== Aim of the exercise ==
Please rewrite the listing from the line containing "channel-dropdown[interactable]: RGB ▼" through the line containing "menu-help[interactable]: Help [581, 4, 606, 18]", changing "RGB" to "CMYK" and leaving all else the same.

(Stored data entries)
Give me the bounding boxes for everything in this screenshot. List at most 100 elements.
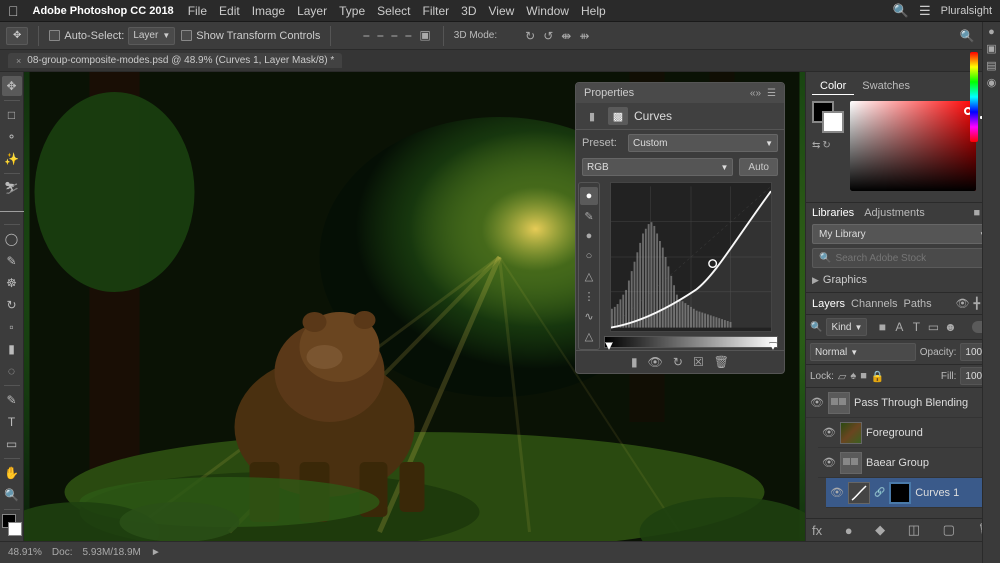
channel-dropdown[interactable]: RGB ▼ [582, 158, 733, 176]
gradient-right-handle[interactable] [769, 342, 777, 350]
curves-show-clipping[interactable]: △ [580, 327, 598, 345]
add-mask-icon[interactable]: ● [845, 523, 853, 538]
3d-roll-icon[interactable]: ↺ [541, 27, 555, 45]
menu-help[interactable]: Help [581, 4, 606, 18]
crop-tool[interactable]: ⛷ [2, 178, 22, 198]
gradient-left-handle[interactable] [605, 342, 613, 350]
right-bar-icon4[interactable]: ◉ [987, 76, 997, 89]
align-left-icon[interactable]: ⎯ [361, 26, 371, 45]
adjustment-layer-icon[interactable]: ◆ [875, 522, 885, 538]
smart-filter-icon[interactable]: ☻ [943, 320, 957, 334]
layer-add-icon[interactable]: ╋ [974, 297, 981, 310]
right-bar-icon2[interactable]: ▣ [986, 42, 996, 55]
curves-pencil-tool[interactable]: ✎ [580, 207, 598, 225]
lasso-tool[interactable]: ⚬ [2, 127, 22, 147]
align-right-icon[interactable]: ⎯ [389, 26, 399, 45]
menu-file[interactable]: File [188, 4, 207, 18]
menu-type[interactable]: Type [339, 4, 365, 18]
menu-edit[interactable]: Edit [219, 4, 240, 18]
hue-saturation-picker[interactable] [850, 101, 976, 191]
search-icon[interactable]: 🔍 [893, 3, 909, 19]
menu-3d[interactable]: 3D [461, 4, 476, 18]
layer-visibility-eye[interactable]: 👁 [830, 486, 844, 499]
layer-dropdown[interactable]: Layer ▼ [128, 27, 175, 45]
menu-filter[interactable]: Filter [422, 4, 449, 18]
library-search-input[interactable] [835, 253, 987, 264]
apple-menu[interactable]:  [8, 3, 19, 19]
swatches-tab[interactable]: Swatches [854, 78, 918, 95]
history-brush-tool[interactable]: ↻ [2, 295, 22, 315]
my-library-dropdown[interactable]: My Library ▼ [812, 224, 994, 244]
reset-colors-icon[interactable]: ↻ [822, 140, 830, 151]
tab-close-icon[interactable]: × [16, 56, 21, 66]
curves-sample-midtone[interactable]: ○ [580, 247, 598, 265]
text-filter-icon[interactable]: T [909, 320, 923, 334]
menu-window[interactable]: Window [526, 4, 569, 18]
panel-curves-icon[interactable]: ▩ [608, 107, 628, 125]
color-picker-tool[interactable] [2, 514, 22, 536]
lock-all-icon[interactable]: 🔒 [871, 370, 885, 383]
menu-view[interactable]: View [489, 4, 515, 18]
background-color-swatch[interactable] [822, 111, 844, 133]
eraser-tool[interactable]: ▫ [2, 317, 22, 337]
panel-icon-reset[interactable]: ↻ [673, 355, 683, 369]
pen-tool[interactable]: ✎ [2, 390, 22, 410]
panel-expand-icon[interactable]: «» [750, 88, 761, 99]
transform-check[interactable]: Show Transform Controls [181, 30, 320, 42]
hand-tool[interactable]: ✋ [2, 463, 22, 483]
panel-icon-trash[interactable]: 🗑 [714, 355, 729, 369]
gradient-tool[interactable]: ▮ [2, 339, 22, 359]
eyedropper-tool[interactable]: ⸻ [2, 200, 22, 220]
layer-visibility-icon[interactable]: 👁 [956, 297, 970, 310]
menu-image[interactable]: Image [252, 4, 285, 18]
channels-tab[interactable]: Channels [851, 298, 897, 310]
3d-slide-icon[interactable]: ⇻ [577, 27, 591, 45]
magic-wand-tool[interactable]: ✨ [2, 149, 22, 169]
brush-tool[interactable]: ✎ [2, 251, 22, 271]
align-center-icon[interactable]: ⎯ [375, 26, 385, 45]
layer-item[interactable]: 👁 Pass Through Blending [806, 388, 1000, 418]
document-tab[interactable]: × 08-group-composite-modes.psd @ 48.9% (… [8, 53, 342, 68]
curves-smooth[interactable]: ∿ [580, 307, 598, 325]
graphics-section[interactable]: ▶ Graphics [812, 272, 994, 288]
layer-visibility-eye[interactable]: 👁 [822, 426, 836, 439]
panel-mask-icon[interactable]: ▮ [582, 107, 602, 125]
layer-item[interactable]: 👁 🔗 Curves 1 [826, 478, 1000, 508]
curves-sample-shadow[interactable]: ● [580, 227, 598, 245]
zoom-tool[interactable]: 🔍 [2, 485, 22, 505]
add-style-icon[interactable]: fx [812, 523, 822, 538]
workspace-icon[interactable]: ☰ [919, 3, 931, 19]
adjustment-filter-icon[interactable]: A [892, 320, 906, 334]
layer-link-icon[interactable]: 🔗 [874, 487, 885, 498]
right-bar-icon3[interactable]: ▤ [986, 59, 996, 72]
paths-tab[interactable]: Paths [904, 298, 932, 310]
lock-artboard-icon[interactable]: ■ [860, 370, 867, 383]
layer-item[interactable]: 👁 Foreground [818, 418, 1000, 448]
move-tool[interactable]: ✥ [2, 76, 22, 96]
layer-item[interactable]: 👁 Baear Group [818, 448, 1000, 478]
layers-tab[interactable]: Layers [812, 298, 845, 310]
panel-icon-eye[interactable]: 👁 [648, 355, 663, 369]
layer-visibility-eye[interactable]: 👁 [810, 396, 824, 409]
right-bar-icon1[interactable]: ● [988, 26, 995, 38]
panel-icon-delete[interactable]: ☒ [693, 355, 704, 369]
shape-filter-icon[interactable]: ▭ [926, 320, 940, 334]
lib-grid-icon[interactable]: ■ [973, 207, 980, 220]
curves-select-tool[interactable]: ● [580, 187, 598, 205]
heal-tool[interactable]: ◯ [2, 229, 22, 249]
status-arrow-icon[interactable]: ► [151, 547, 161, 558]
color-spectrum-bar[interactable] [970, 52, 978, 142]
curves-sample-highlight[interactable]: △ [580, 267, 598, 285]
swap-colors-icon[interactable]: ⇆ [812, 140, 820, 151]
move-tool-btn[interactable]: ✥ [6, 27, 28, 45]
auto-select-check[interactable]: Auto-Select: Layer ▼ [49, 27, 175, 45]
libraries-tab[interactable]: Libraries [812, 207, 854, 220]
panel-menu-icon[interactable]: ☰ [767, 88, 776, 99]
curves-on-image[interactable]: ⋮ [580, 287, 598, 305]
3d-rotate-icon[interactable]: ↻ [523, 27, 537, 45]
3d-drag-icon[interactable]: ⇼ [559, 27, 573, 45]
auto-align-icon[interactable]: ▣ [417, 26, 432, 45]
panel-icon-mask[interactable]: ▮ [631, 355, 638, 369]
pixel-filter-icon[interactable]: ■ [875, 320, 889, 334]
auto-button[interactable]: Auto [739, 158, 778, 176]
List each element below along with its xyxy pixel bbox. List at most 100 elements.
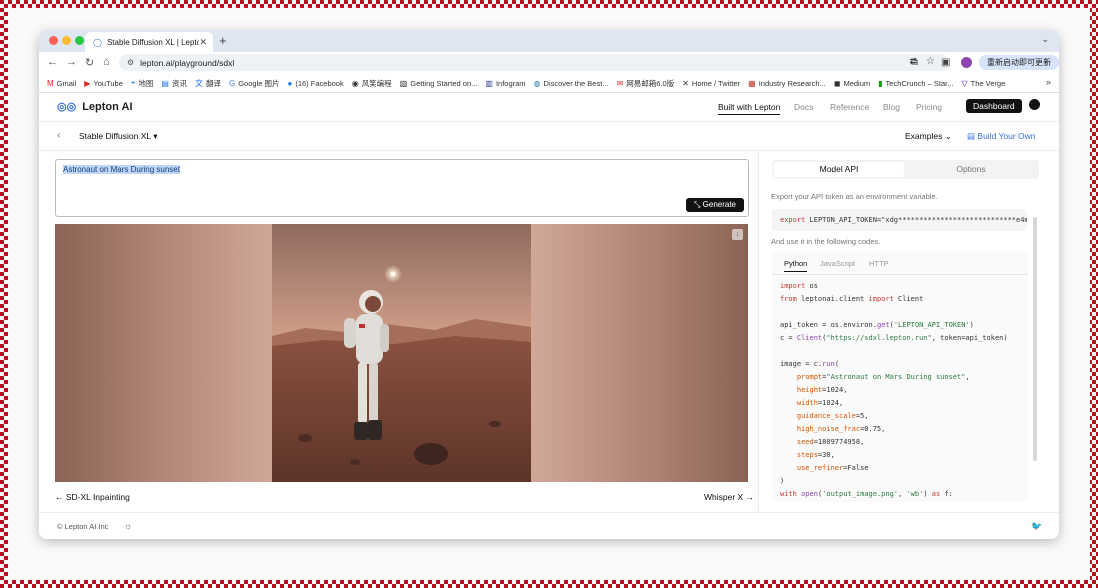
address-bar[interactable]: ⚙ lepton.ai/playground/sdxl ⇄ ☆ [119,54,949,71]
zoom-window-button[interactable] [75,36,84,45]
chevron-down-icon[interactable]: ⌄ [1041,34,1049,45]
bookmark-translate[interactable]: 文翻译 [195,78,221,89]
bookmark-industry[interactable]: ▦ Industry Research... [748,79,826,88]
home-icon[interactable]: ⌂ [103,56,110,68]
more-bookmarks-icon[interactable]: » [1046,77,1051,87]
nav-reference[interactable]: Reference [830,102,869,112]
usage-instructions: And use it in the following codes. [771,237,881,246]
bookmark-getting-started[interactable]: ▧ Getting Started on... [400,79,478,88]
build-label: Build Your Own [977,131,1036,141]
code-line: f.write(image) [780,501,1008,502]
verge-icon: ▽ [961,78,968,88]
browser-tab[interactable]: ◯ Stable Diffusion XL | Lepton AI ✕ [85,32,213,52]
build-your-own-link[interactable]: ▤ Build Your Own [967,131,1036,142]
export-instructions: Export your API token as an environment … [771,192,938,201]
bookmark-discover[interactable]: ◍ Discover the Best... [534,79,609,88]
token-snippet[interactable]: export LEPTON_API_TOKEN="xdg************… [772,209,1027,231]
generate-label: Generate [702,200,736,209]
theme-toggle-icon[interactable]: ☼ [124,521,132,531]
prompt-text: Astronaut on Mars During sunset [63,165,180,174]
code-line: from leptonai.client import Client [780,295,924,303]
forward-arrow-icon[interactable]: → [66,56,77,68]
build-icon: ▤ [967,131,976,141]
code-line: high_noise_frac=0.75, [796,425,886,433]
nav-blog[interactable]: Blog [883,102,900,112]
model-name: Stable Diffusion XL [79,131,151,141]
bookmark-netease[interactable]: ✉ 网易邮箱6.0版 [617,78,675,89]
bookmark-news[interactable]: ▤ 资讯 [161,78,187,89]
sidebar-icon[interactable]: ▣ [941,57,950,68]
bookmark-infogram[interactable]: ▥ Infogram [485,79,525,88]
tab-javascript[interactable]: JavaScript [820,259,855,268]
github-icon[interactable] [1029,99,1040,110]
back-arrow-icon[interactable]: ← [47,56,58,68]
star-icon[interactable]: ☆ [926,56,935,67]
bookmark-label: 地图 [138,78,154,88]
gmail-icon: M [47,78,54,88]
bookmark-verge[interactable]: ▽ The Verge [962,79,1006,88]
download-icon[interactable]: ↓ [732,229,743,240]
profile-avatar[interactable] [961,57,972,68]
python-code[interactable]: import os from leptonai.client import Cli… [780,280,1008,502]
export-keyword: export [780,216,806,224]
panel-divider [758,151,759,512]
close-tab-icon[interactable]: ✕ [199,37,207,48]
tab-python[interactable]: Python [784,259,808,272]
prompt-input[interactable]: Astronaut on Mars During sunset ⤡ Genera… [55,159,749,217]
code-scrollbar[interactable] [1033,217,1037,461]
bookmark-facebook[interactable]: ● (16) Facebook [288,79,344,88]
brand-name: Lepton AI [82,100,133,113]
nav-docs[interactable]: Docs [794,102,813,112]
url-text: lepton.ai/playground/sdxl [140,57,235,68]
minimize-window-button[interactable] [62,36,71,45]
bookmark-techcrunch[interactable]: ▮ TechCrunch – Star... [878,79,953,88]
code-line: steps=30, [796,451,835,459]
bookmark-coding[interactable]: ◉ 风笑编程 [352,78,392,89]
prev-model-link[interactable]: ← SD-XL Inpainting [55,492,130,502]
bookmark-medium[interactable]: ◼ Medium [834,79,870,88]
reload-icon[interactable]: ↻ [85,56,94,69]
bookmark-label: Medium [843,78,871,88]
generated-image: ↓ [55,224,748,482]
extensions-icon[interactable]: ⧉ [911,57,918,68]
bookmark-label: Gmail [56,78,77,88]
bookmark-twitter[interactable]: ✕ Home / Twitter [682,79,740,88]
facebook-icon: ● [287,78,293,88]
bookmark-label: The Verge [970,78,1006,88]
examples-dropdown[interactable]: Examples ⌄ [905,131,952,142]
bookmark-maps[interactable]: ⌖ 地图 [131,78,154,89]
document-icon: ▧ [399,78,408,88]
bookmark-label: (16) Facebook [295,78,344,88]
close-window-button[interactable] [49,36,58,45]
next-model-link[interactable]: Whisper X → [704,492,754,502]
bookmark-youtube[interactable]: ▶ YouTube [84,79,123,88]
x-logo-icon: ✕ [682,78,689,88]
menu-kebab-icon[interactable]: ⋮ [1041,57,1051,68]
map-pin-icon: ⌖ [130,78,136,87]
model-selector[interactable]: Stable Diffusion XL ▾ [79,131,157,142]
wand-icon: ⤡ [694,200,701,209]
bookmark-label: Google 图片 [238,78,280,88]
site-header: ◎◎ Lepton AI Built with Lepton Docs Refe… [39,93,1059,122]
twitter-icon[interactable]: 🐦 [1031,521,1042,532]
bookmark-google-images[interactable]: G Google 图片 [229,78,280,89]
chevron-left-icon[interactable]: ‹ [57,130,60,141]
lepton-logo-icon: ◎◎ [57,101,77,113]
dashboard-button[interactable]: Dashboard [966,99,1022,113]
code-line: width=1024, [796,399,844,407]
tab-options[interactable]: Options [906,162,1036,177]
new-tab-icon[interactable]: + [219,33,227,48]
chevron-down-icon: ⌄ [944,131,952,141]
nav-pricing[interactable]: Pricing [916,102,942,112]
nav-built-with-lepton[interactable]: Built with Lepton [718,102,781,115]
coding-icon: ◉ [351,78,359,88]
tab-model-api[interactable]: Model API [774,162,904,177]
brand-logo[interactable]: ◎◎ Lepton AI [57,100,133,114]
site-info-icon[interactable]: ⚙ [127,58,134,67]
tab-http[interactable]: HTTP [869,259,889,268]
generate-button[interactable]: ⤡ Generate [686,198,744,212]
bookmark-label: TechCrunch – Star... [885,78,954,88]
bookmark-label: 风笑编程 [361,78,392,88]
bookmark-gmail[interactable]: M Gmail [47,79,76,88]
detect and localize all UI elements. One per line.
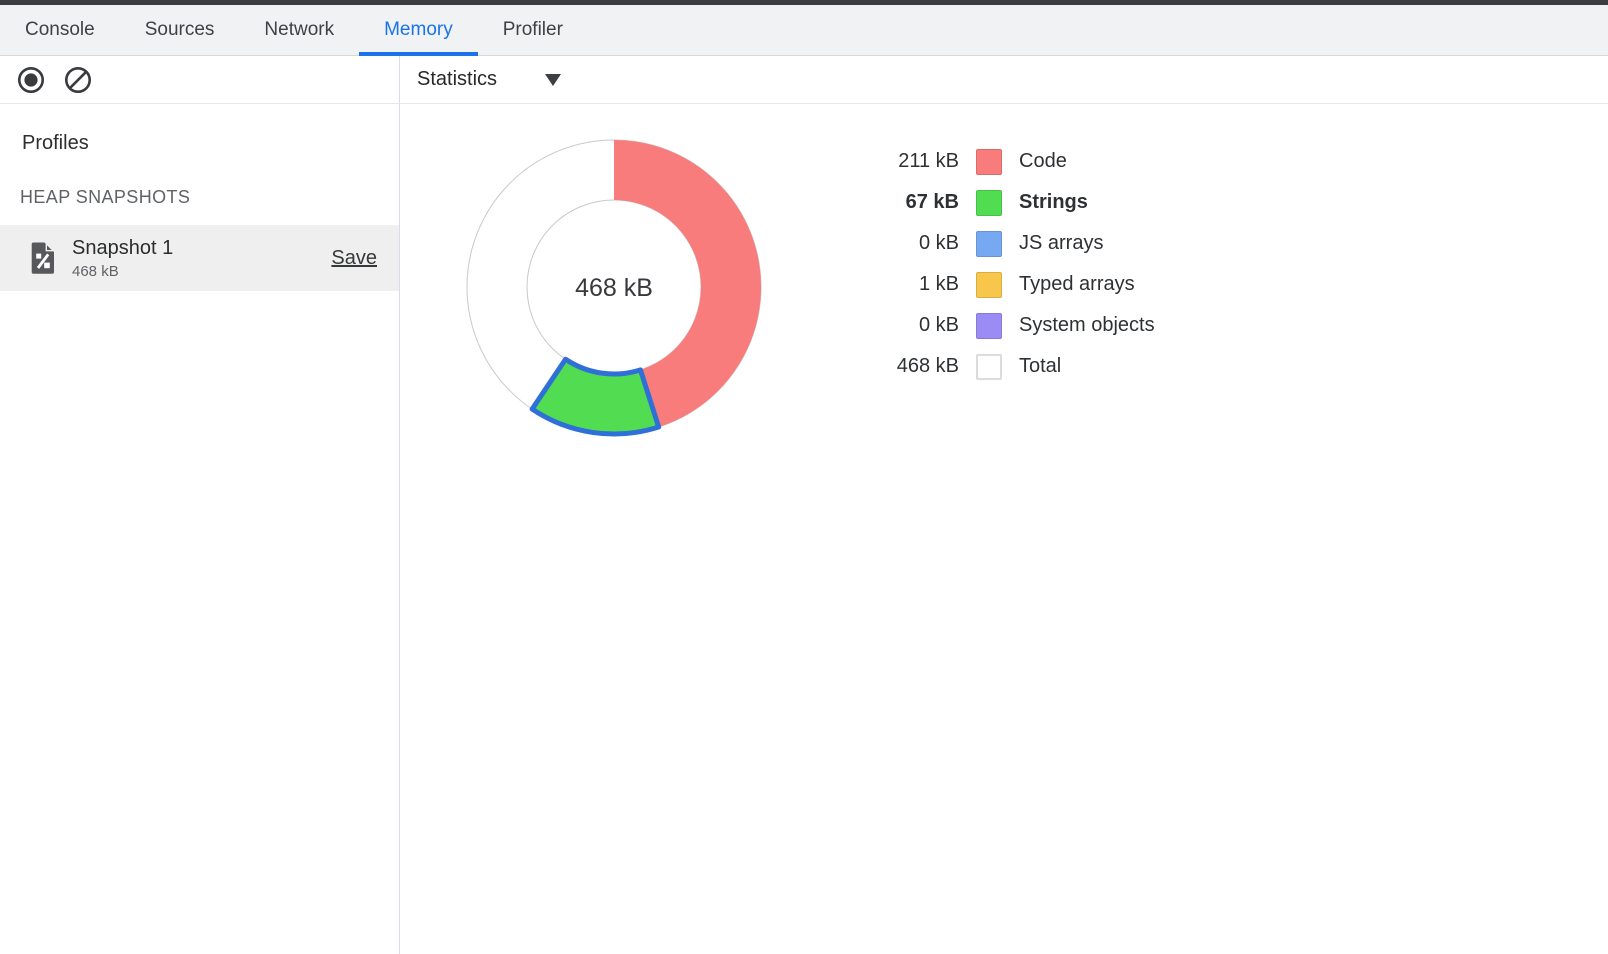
record-icon	[17, 66, 45, 94]
profiles-sidebar: Profiles HEAP SNAPSHOTS Snapshot 1 468 k…	[0, 104, 400, 954]
tab-sources[interactable]: Sources	[120, 5, 240, 55]
perspective-select[interactable]: Statistics	[417, 68, 561, 91]
snapshot-list-item[interactable]: Snapshot 1 468 kB Save	[0, 225, 399, 291]
chart-legend: 211 kB Code 67 kB Strings 0 kB JS arrays 1 kB T…	[845, 141, 1155, 387]
snapshot-name: Snapshot 1	[72, 237, 173, 260]
legend-label: Strings	[1019, 191, 1088, 214]
devtools-tabbar: ConsoleSourcesNetworkMemoryProfiler	[0, 5, 1608, 56]
legend-label: Total	[1019, 355, 1061, 378]
donut-center-total-label: 468 kB	[575, 274, 653, 302]
legend-row-code[interactable]: 211 kB Code	[845, 141, 1155, 182]
legend-value: 0 kB	[845, 232, 959, 255]
snapshot-info: Snapshot 1 468 kB	[72, 237, 173, 280]
legend-value: 1 kB	[845, 273, 959, 296]
legend-swatch-js-arrays	[976, 231, 1002, 257]
legend-value: 0 kB	[845, 314, 959, 337]
heap-snapshot-file-icon	[30, 241, 56, 275]
legend-swatch-typed-arrays	[976, 272, 1002, 298]
legend-value: 468 kB	[845, 355, 959, 378]
memory-panel-toolbar: Statistics	[0, 56, 1608, 104]
save-snapshot-link[interactable]: Save	[331, 247, 377, 270]
profiles-toolbar	[0, 56, 400, 104]
legend-value: 67 kB	[845, 191, 959, 214]
record-heap-snapshot-button[interactable]	[17, 66, 45, 94]
donut-slice-selected-highlight[interactable]	[532, 359, 659, 434]
legend-swatch-strings	[976, 190, 1002, 216]
panel-body: Profiles HEAP SNAPSHOTS Snapshot 1 468 k…	[0, 104, 1608, 954]
legend-value: 211 kB	[845, 150, 959, 173]
legend-swatch-system-objects	[976, 313, 1002, 339]
tab-console[interactable]: Console	[0, 5, 120, 55]
legend-swatch-code	[976, 149, 1002, 175]
legend-label: Code	[1019, 150, 1067, 173]
snapshot-size: 468 kB	[72, 263, 173, 280]
profiles-title: Profiles	[22, 132, 399, 155]
legend-row-typed-arrays[interactable]: 1 kB Typed arrays	[845, 264, 1155, 305]
legend-row-system-objects[interactable]: 0 kB System objects	[845, 305, 1155, 346]
memory-donut-chart[interactable]: 468 kB	[444, 117, 784, 457]
heap-snapshots-section-title: HEAP SNAPSHOTS	[20, 187, 399, 208]
perspective-select-value: Statistics	[417, 68, 497, 91]
clear-profiles-button[interactable]	[64, 66, 92, 94]
block-icon	[64, 66, 92, 94]
legend-label: System objects	[1019, 314, 1155, 337]
legend-row-total[interactable]: 468 kB Total	[845, 346, 1155, 387]
legend-row-strings[interactable]: 67 kB Strings	[845, 182, 1155, 223]
tab-memory[interactable]: Memory	[359, 5, 478, 55]
statistics-view: 468 kB 211 kB Code 67 kB Strings 0 kB JS arra…	[400, 104, 1608, 954]
tab-profiler[interactable]: Profiler	[478, 5, 588, 55]
dropdown-caret-icon	[545, 74, 561, 86]
legend-swatch-total	[976, 354, 1002, 380]
view-toolbar: Statistics	[400, 56, 1608, 104]
legend-label: JS arrays	[1019, 232, 1103, 255]
legend-row-js-arrays[interactable]: 0 kB JS arrays	[845, 223, 1155, 264]
tab-network[interactable]: Network	[239, 5, 359, 55]
legend-label: Typed arrays	[1019, 273, 1135, 296]
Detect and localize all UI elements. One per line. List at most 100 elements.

== Output for this exercise ==
channel-dropdown[interactable]: CMYK ▼ [582, 158, 733, 176]
gradient-right-handle[interactable] [769, 342, 777, 350]
curves-show-clipping[interactable]: △ [580, 327, 598, 345]
add-mask-icon[interactable]: ● [845, 523, 853, 538]
3d-roll-icon[interactable]: ↺ [541, 27, 555, 45]
menu-help[interactable]: Help [581, 4, 606, 18]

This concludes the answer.